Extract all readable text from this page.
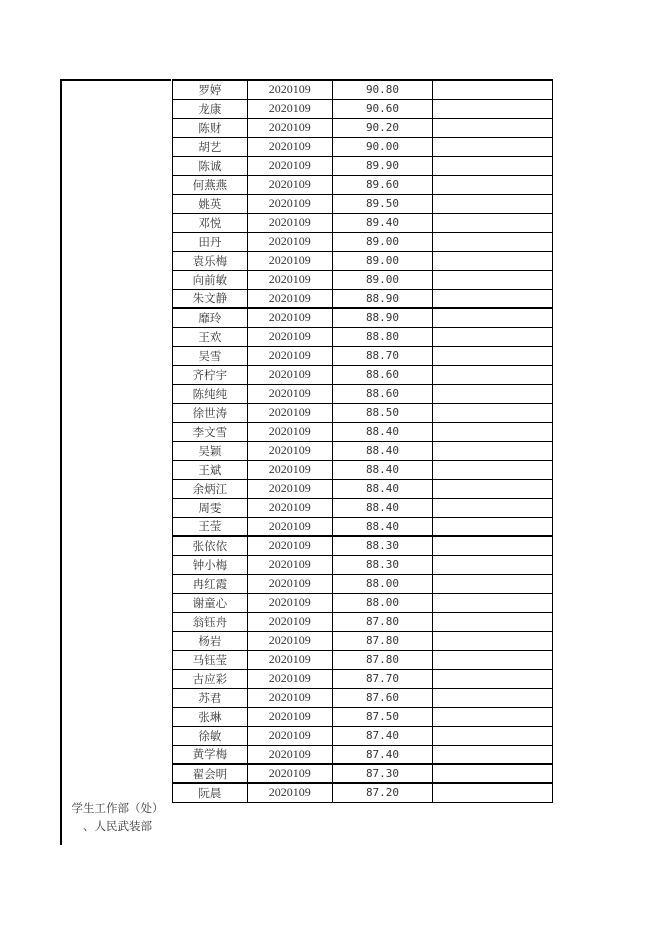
学生工作部（处）
、人民武装部
罗婷	2020109	90.80	
龙康	2020109	90.60	
陈财	2020109	90.20	
胡艺	2020109	90.00	
陈诚	2020109	89.90	
何燕燕	2020109	89.60	
姚英	2020109	89.50	
邓悦	2020109	89.40	
田丹	2020109	89.00	
袁乐梅	2020109	89.00	
向前敏	2020109	89.00	
朱文静	2020109	88.90	
靡玲	2020109	88.90	
王欢	2020109	88.80	
吴雪	2020109	88.70	
齐柠宇	2020109	88.60	
陈纯纯	2020109	88.60	
徐世涛	2020109	88.50	
李文雪	2020109	88.40	
吴颖	2020109	88.40	
王斌	2020109	88.40	
余炳江	2020109	88.40	
周雯	2020109	88.40	
王莹	2020109	88.40	
张依依	2020109	88.30	
钟小梅	2020109	88.30	
冉红霞	2020109	88.00	
谢童心	2020109	88.00	
翁钰舟	2020109	87.80	
杨岩	2020109	87.80	
马钰莹	2020109	87.80	
古应彩	2020109	87.70	
苏君	2020109	87.60	
张琳	2020109	87.50	
徐敏	2020109	87.40	
黄学梅	2020109	87.40	
翟会明	2020109	87.30	
阮晨	2020109	87.20	
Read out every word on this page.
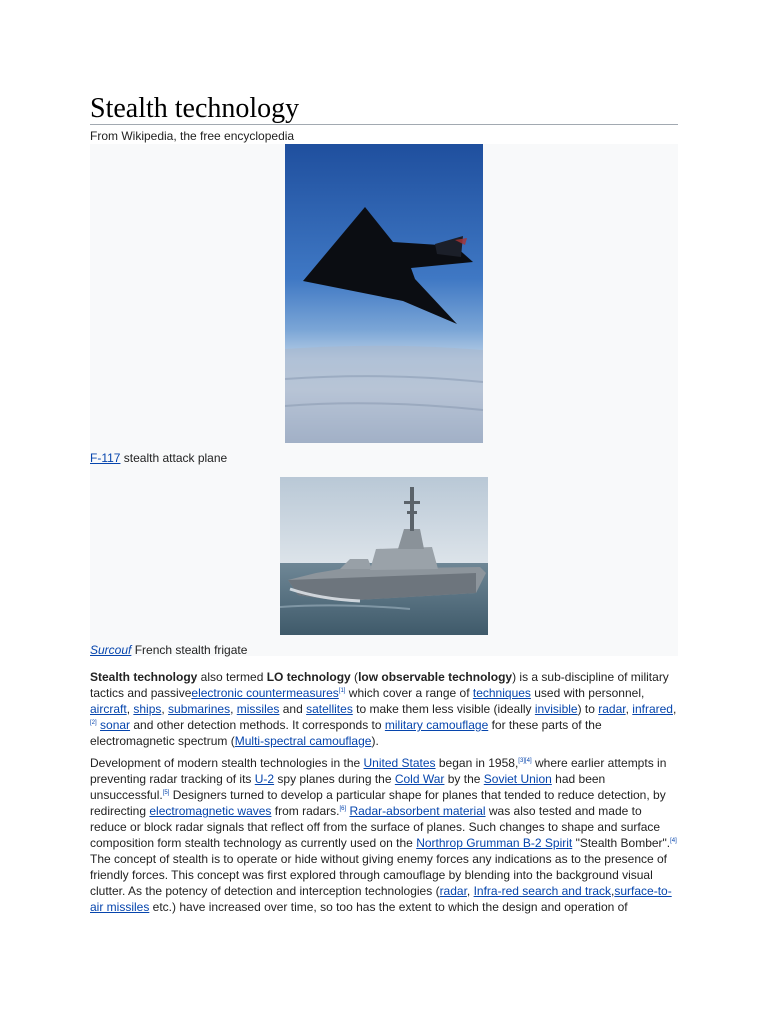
Stealth technology
From Wikipedia, the free encyclopedia
F-117 stealth attack plane
Surcouf French stealth frigate
Stealth technology also termed LO technology (low observable technology) is a sub-discipline of military tactics and passiveelectronic countermeasures[1] which cover a range of techniques used with personnel, aircraft, ships, submarines, missiles and satellites to make them less visible (ideally invisible) to radar, infrared,[2] sonar and other detection methods. It corresponds to military camouflage for these parts of the electromagnetic spectrum (Multi-spectral camouflage).
Development of modern stealth technologies in the United States began in 1958,[3][4] where earlier attempts in preventing radar tracking of its U-2 spy planes during the Cold War by the Soviet Union had been unsuccessful.[5] Designers turned to develop a particular shape for planes that tended to reduce detection, by redirecting electromagnetic waves from radars.[6] Radar-absorbent material was also tested and made to reduce or block radar signals that reflect off from the surface of planes. Such changes to shape and surface composition form stealth technology as currently used on the Northrop Grumman B-2 Spirit "Stealth Bomber".[4] The concept of stealth is to operate or hide without giving enemy forces any indications as to the presence of friendly forces. This concept was first explored through camouflage by blending into the background visual clutter. As the potency of detection and interception technologies (radar, Infra-red search and track,surface-to-air missiles etc.) have increased over time, so too has the extent to which the design and operation of
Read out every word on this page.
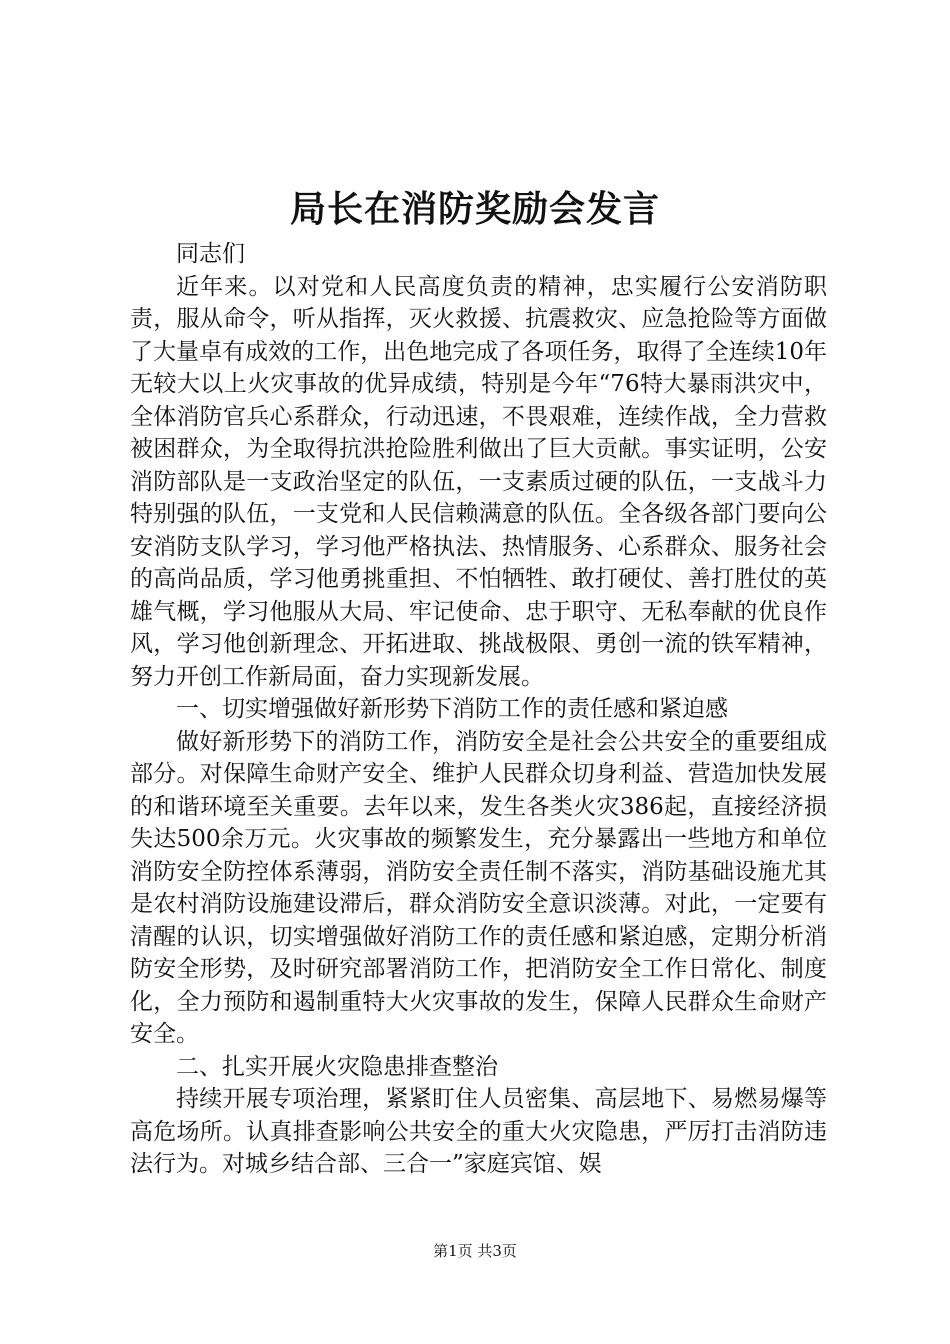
局长在消防奖励会发言

同志们

近年来。以对党和人民高度负责的精神，忠实履行公安消防职责，服从命令，听从指挥，灭火救援、抗震救灾、应急抢险等方面做了大量卓有成效的工作，出色地完成了各项任务，取得了全连续10年无较大以上火灾事故的优异成绩，特别是今年“76特大暴雨洪灾中，全体消防官兵心系群众，行动迅速，不畏艰难，连续作战，全力营救被困群众，为全取得抗洪抢险胜利做出了巨大贡献。事实证明，公安消防部队是一支政治坚定的队伍，一支素质过硬的队伍，一支战斗力特别强的队伍，一支党和人民信赖满意的队伍。全各级各部门要向公安消防支队学习，学习他严格执法、热情服务、心系群众、服务社会的高尚品质，学习他勇挑重担、不怕牺牲、敢打硬仗、善打胜仗的英雄气概，学习他服从大局、牢记使命、忠于职守、无私奉献的优良作风，学习他创新理念、开拓进取、挑战极限、勇创一流的铁军精神，努力开创工作新局面，奋力实现新发展。

一、切实增强做好新形势下消防工作的责任感和紧迫感

做好新形势下的消防工作，消防安全是社会公共安全的重要组成部分。对保障生命财产安全、维护人民群众切身利益、营造加快发展的和谐环境至关重要。去年以来，发生各类火灾386起，直接经济损失达500余万元。火灾事故的频繁发生，充分暴露出一些地方和单位消防安全防控体系薄弱，消防安全责任制不落实，消防基础设施尤其是农村消防设施建设滞后，群众消防安全意识淡薄。对此，一定要有清醒的认识，切实增强做好消防工作的责任感和紧迫感，定期分析消防安全形势，及时研究部署消防工作，把消防安全工作日常化、制度化，全力预防和遏制重特大火灾事故的发生，保障人民群众生命财产安全。

二、扎实开展火灾隐患排查整治

持续开展专项治理，紧紧盯住人员密集、高层地下、易燃易爆等高危场所。认真排查影响公共安全的重大火灾隐患，严厉打击消防违法行为。对城乡结合部、三合一”家庭宾馆、娱

第1页 共3页
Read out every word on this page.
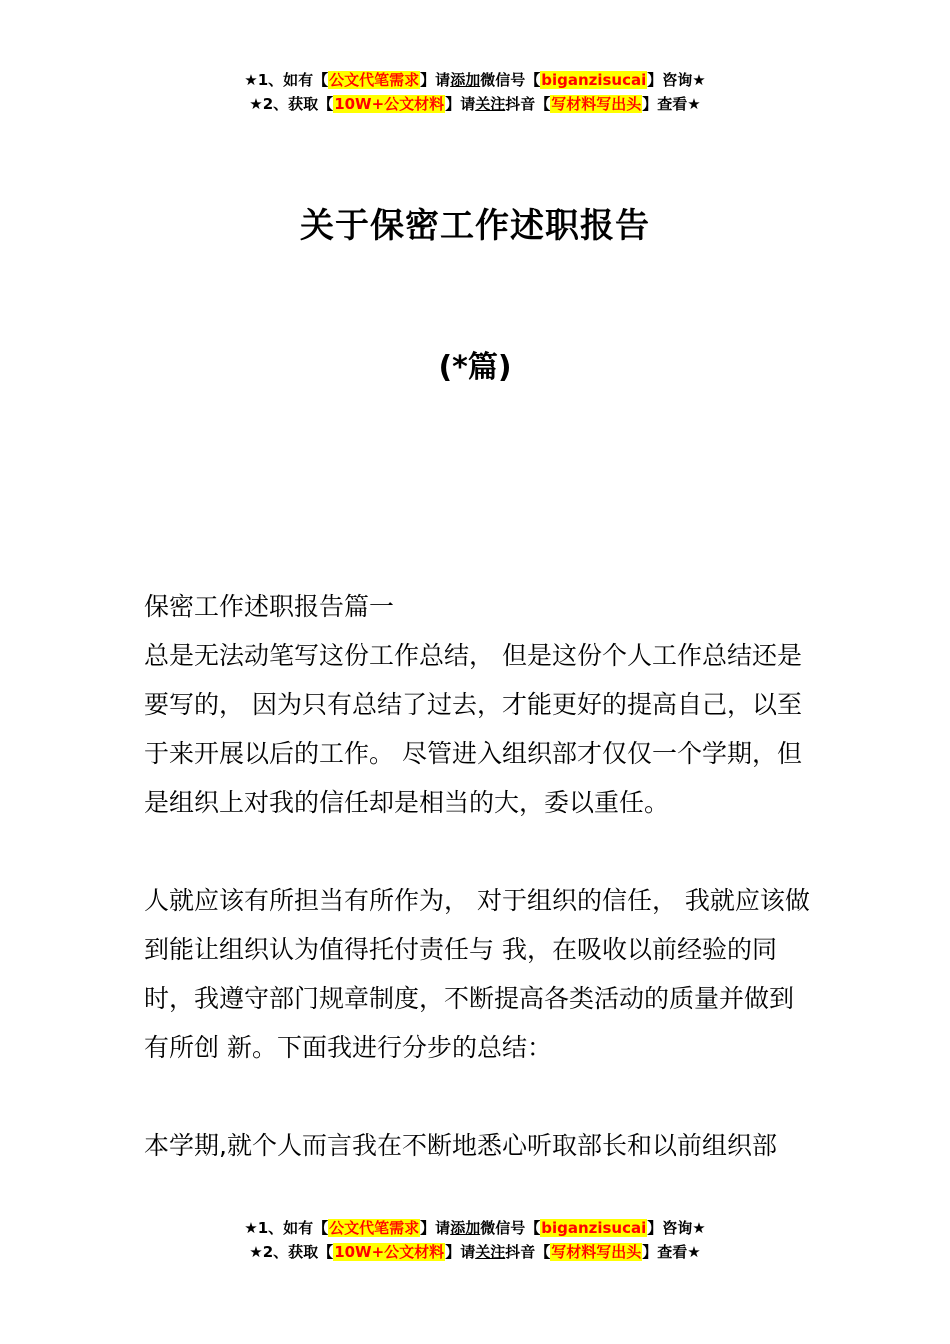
★1、如有【公文代笔需求】请添加微信号【biganzisucai】咨询★
★2、获取【10W+公文材料】请关注抖音【写材料写出头】查看★
关于保密工作述职报告
(*篇)

保密工作述职报告篇一

总是无法动笔写这份工作总结， 但是这份个人工作总结还是要写的， 因为只有总结了过去，才能更好的提高自己，以至于来开展以后的工作。 尽管进入组织部才仅仅一个学期，但是组织上对我的信任却是相当的大，委以重任。

人就应该有所担当有所作为， 对于组织的信任， 我就应该做到能让组织认为值得托付责任与 我，在吸收以前经验的同时，我遵守部门规章制度，不断提高各类活动的质量并做到有所创 新。下面我进行分步的总结：

本学期,就个人而言我在不断地悉心听取部长和以前组织部

★1、如有【公文代笔需求】请添加微信号【biganzisucai】咨询★
★2、获取【10W+公文材料】请关注抖音【写材料写出头】查看★
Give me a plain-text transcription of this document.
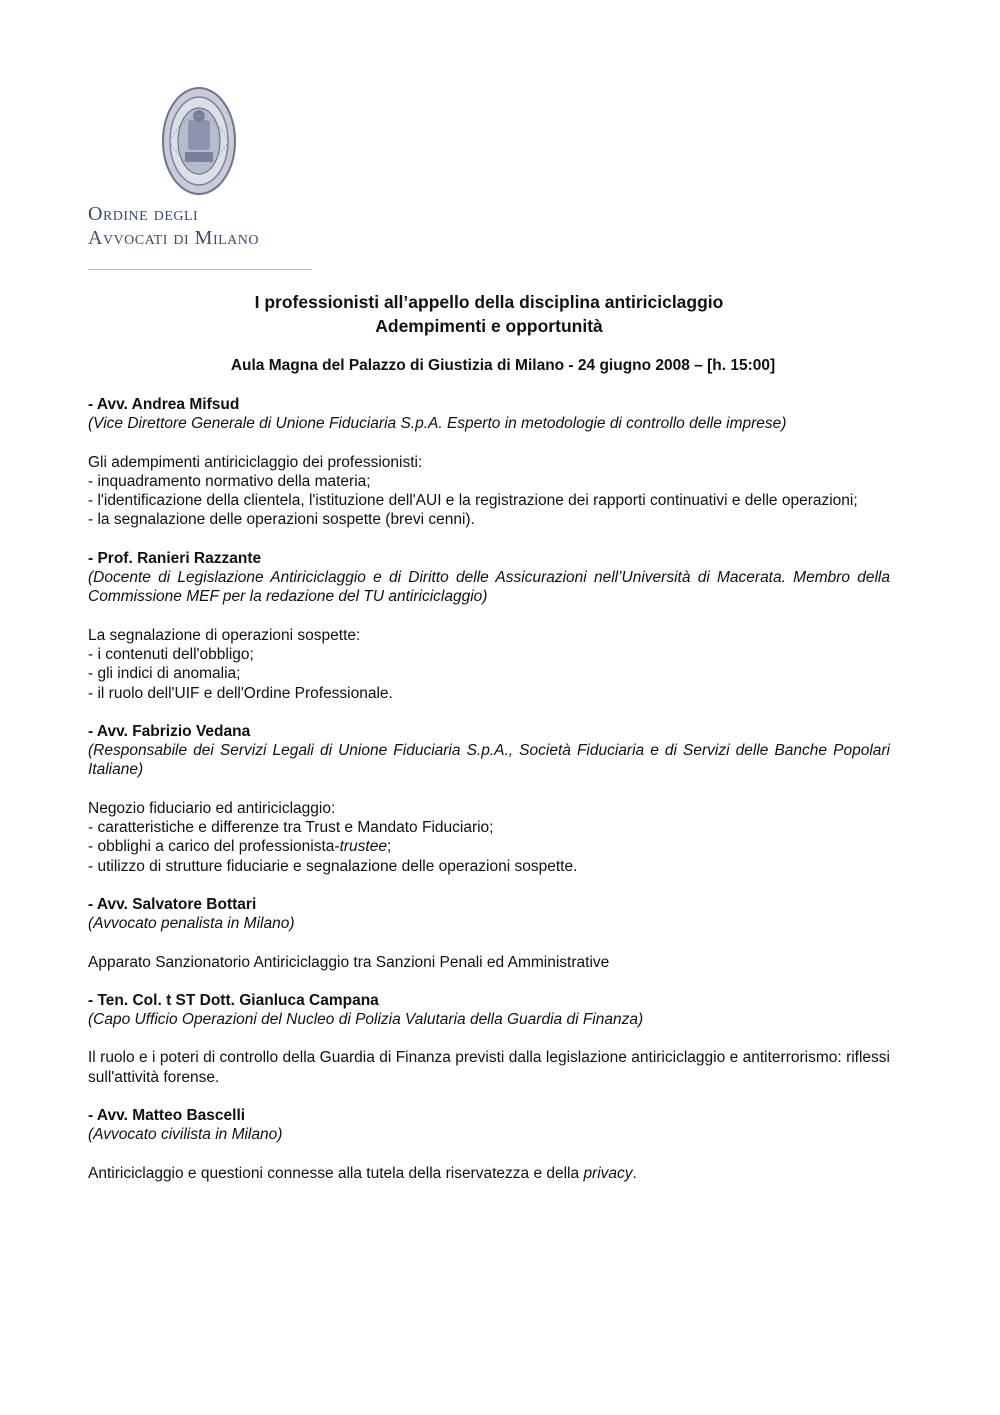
Ordine degli
Avvocati di Milano
I professionisti all’appello della disciplina antiriciclaggio
Adempimenti e opportunità
Aula Magna del Palazzo di Giustizia di Milano - 24 giugno 2008 – [h. 15:00]
- Avv. Andrea Mifsud
(Vice Direttore Generale di Unione Fiduciaria S.p.A. Esperto in metodologie di controllo delle imprese)
Gli adempimenti antiriciclaggio dei professionisti:
- inquadramento normativo della materia;
- l'identificazione della clientela, l'istituzione dell'AUI e la registrazione dei rapporti continuativi e delle operazioni;
- la segnalazione delle operazioni sospette (brevi cenni).
- Prof. Ranieri Razzante
(Docente di Legislazione Antiriciclaggio e di Diritto delle Assicurazioni nell’Università di Macerata. Membro della Commissione MEF per la redazione del TU antiriciclaggio)
La segnalazione di operazioni sospette:
- i contenuti dell'obbligo;
- gli indici di anomalia;
- il ruolo dell'UIF e dell'Ordine Professionale.
- Avv. Fabrizio Vedana
(Responsabile dei Servizi Legali di Unione Fiduciaria S.p.A., Società Fiduciaria e di Servizi delle Banche Popolari Italiane)
Negozio fiduciario ed antiriciclaggio:
- caratteristiche e differenze tra Trust e Mandato Fiduciario;
- obblighi a carico del professionista-trustee;
- utilizzo di strutture fiduciarie e segnalazione delle operazioni sospette.
- Avv. Salvatore Bottari
(Avvocato penalista in Milano)
Apparato Sanzionatorio Antiriciclaggio tra Sanzioni Penali ed Amministrative
- Ten. Col. t ST Dott. Gianluca Campana
(Capo Ufficio Operazioni del Nucleo di Polizia Valutaria della Guardia di Finanza)
Il ruolo e i poteri di controllo della Guardia di Finanza previsti dalla legislazione antiriciclaggio e antiterrorismo: riflessi sull'attività forense.
- Avv. Matteo Bascelli
(Avvocato civilista in Milano)
Antiriciclaggio e questioni connesse alla tutela della riservatezza e della privacy.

----

Goal:
Tell how many lines of the records above hold the string "Avvocato". Give no other text.

Full solution:
2